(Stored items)
--------------------

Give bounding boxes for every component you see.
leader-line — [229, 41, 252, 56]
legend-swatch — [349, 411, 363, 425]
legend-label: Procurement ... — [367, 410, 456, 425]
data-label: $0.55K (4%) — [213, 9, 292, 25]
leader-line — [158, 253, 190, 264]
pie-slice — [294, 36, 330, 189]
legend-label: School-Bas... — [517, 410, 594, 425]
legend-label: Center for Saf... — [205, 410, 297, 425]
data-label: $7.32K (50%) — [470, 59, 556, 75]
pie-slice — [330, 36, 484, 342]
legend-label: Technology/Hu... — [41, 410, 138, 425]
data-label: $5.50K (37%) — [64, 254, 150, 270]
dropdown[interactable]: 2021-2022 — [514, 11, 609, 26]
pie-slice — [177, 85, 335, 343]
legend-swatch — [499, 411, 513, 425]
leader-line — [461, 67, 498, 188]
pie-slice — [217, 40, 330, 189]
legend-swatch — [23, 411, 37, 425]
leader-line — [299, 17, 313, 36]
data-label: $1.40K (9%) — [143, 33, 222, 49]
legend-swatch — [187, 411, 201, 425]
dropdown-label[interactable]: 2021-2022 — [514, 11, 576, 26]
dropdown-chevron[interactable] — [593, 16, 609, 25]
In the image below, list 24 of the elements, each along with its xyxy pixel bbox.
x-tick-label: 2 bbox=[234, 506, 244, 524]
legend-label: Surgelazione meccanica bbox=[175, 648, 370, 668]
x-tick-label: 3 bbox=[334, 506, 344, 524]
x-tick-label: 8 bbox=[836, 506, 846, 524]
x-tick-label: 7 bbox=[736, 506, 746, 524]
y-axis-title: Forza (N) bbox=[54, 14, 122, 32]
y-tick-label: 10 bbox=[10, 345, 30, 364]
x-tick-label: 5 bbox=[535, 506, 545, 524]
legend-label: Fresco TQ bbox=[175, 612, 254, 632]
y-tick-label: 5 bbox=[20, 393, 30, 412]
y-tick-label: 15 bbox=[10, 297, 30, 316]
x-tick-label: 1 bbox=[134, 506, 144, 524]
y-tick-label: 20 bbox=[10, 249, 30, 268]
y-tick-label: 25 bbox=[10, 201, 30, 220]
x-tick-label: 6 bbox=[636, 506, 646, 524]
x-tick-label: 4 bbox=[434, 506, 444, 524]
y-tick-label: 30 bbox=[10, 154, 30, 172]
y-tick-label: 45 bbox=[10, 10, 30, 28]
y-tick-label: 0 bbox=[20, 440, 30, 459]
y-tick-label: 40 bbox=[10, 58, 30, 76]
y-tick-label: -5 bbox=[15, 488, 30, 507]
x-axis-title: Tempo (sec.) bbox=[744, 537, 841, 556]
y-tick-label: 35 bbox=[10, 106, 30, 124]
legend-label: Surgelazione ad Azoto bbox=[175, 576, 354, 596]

--------------------

## WORK TO DO
Rewrite the entries above, substituting "pie-wedge" for every "pie-slice" and leaving everything else unchanged.

## SOLUTION TO THE EXERCISE
Give bounding boxes for every component you see.
leader-line — [229, 41, 252, 56]
legend-swatch — [349, 411, 363, 425]
legend-label: Procurement ... — [367, 410, 456, 425]
data-label: $0.55K (4%) — [213, 9, 292, 25]
leader-line — [158, 253, 190, 264]
pie-wedge — [294, 36, 330, 189]
legend-label: School-Bas... — [517, 410, 594, 425]
legend-label: Center for Saf... — [205, 410, 297, 425]
data-label: $7.32K (50%) — [470, 59, 556, 75]
pie-wedge — [330, 36, 484, 342]
legend-label: Technology/Hu... — [41, 410, 138, 425]
data-label: $5.50K (37%) — [64, 254, 150, 270]
dropdown[interactable]: 2021-2022 — [514, 11, 609, 26]
pie-wedge — [177, 85, 335, 343]
legend-swatch — [499, 411, 513, 425]
leader-line — [461, 67, 498, 188]
pie-wedge — [217, 40, 330, 189]
legend-swatch — [23, 411, 37, 425]
leader-line — [299, 17, 313, 36]
data-label: $1.40K (9%) — [143, 33, 222, 49]
legend-swatch — [187, 411, 201, 425]
dropdown-label[interactable]: 2021-2022 — [514, 11, 576, 26]
dropdown-chevron[interactable] — [593, 16, 609, 25]
In the image below, list 24 of the elements, each along with its xyxy pixel bbox.
x-tick-label: 2 bbox=[234, 506, 244, 524]
legend-label: Surgelazione meccanica bbox=[175, 648, 370, 668]
x-tick-label: 3 bbox=[334, 506, 344, 524]
x-tick-label: 8 bbox=[836, 506, 846, 524]
x-tick-label: 7 bbox=[736, 506, 746, 524]
y-axis-title: Forza (N) bbox=[54, 14, 122, 32]
y-tick-label: 10 bbox=[10, 345, 30, 364]
x-tick-label: 5 bbox=[535, 506, 545, 524]
legend-label: Fresco TQ bbox=[175, 612, 254, 632]
y-tick-label: 5 bbox=[20, 393, 30, 412]
y-tick-label: 15 bbox=[10, 297, 30, 316]
x-tick-label: 1 bbox=[134, 506, 144, 524]
y-tick-label: 20 bbox=[10, 249, 30, 268]
y-tick-label: 25 bbox=[10, 201, 30, 220]
x-tick-label: 6 bbox=[636, 506, 646, 524]
x-tick-label: 4 bbox=[434, 506, 444, 524]
y-tick-label: 30 bbox=[10, 154, 30, 172]
y-tick-label: 45 bbox=[10, 10, 30, 28]
y-tick-label: 0 bbox=[20, 440, 30, 459]
y-tick-label: 40 bbox=[10, 58, 30, 76]
y-tick-label: -5 bbox=[15, 488, 30, 507]
x-axis-title: Tempo (sec.) bbox=[744, 537, 841, 556]
y-tick-label: 35 bbox=[10, 106, 30, 124]
legend-label: Surgelazione ad Azoto bbox=[175, 576, 354, 596]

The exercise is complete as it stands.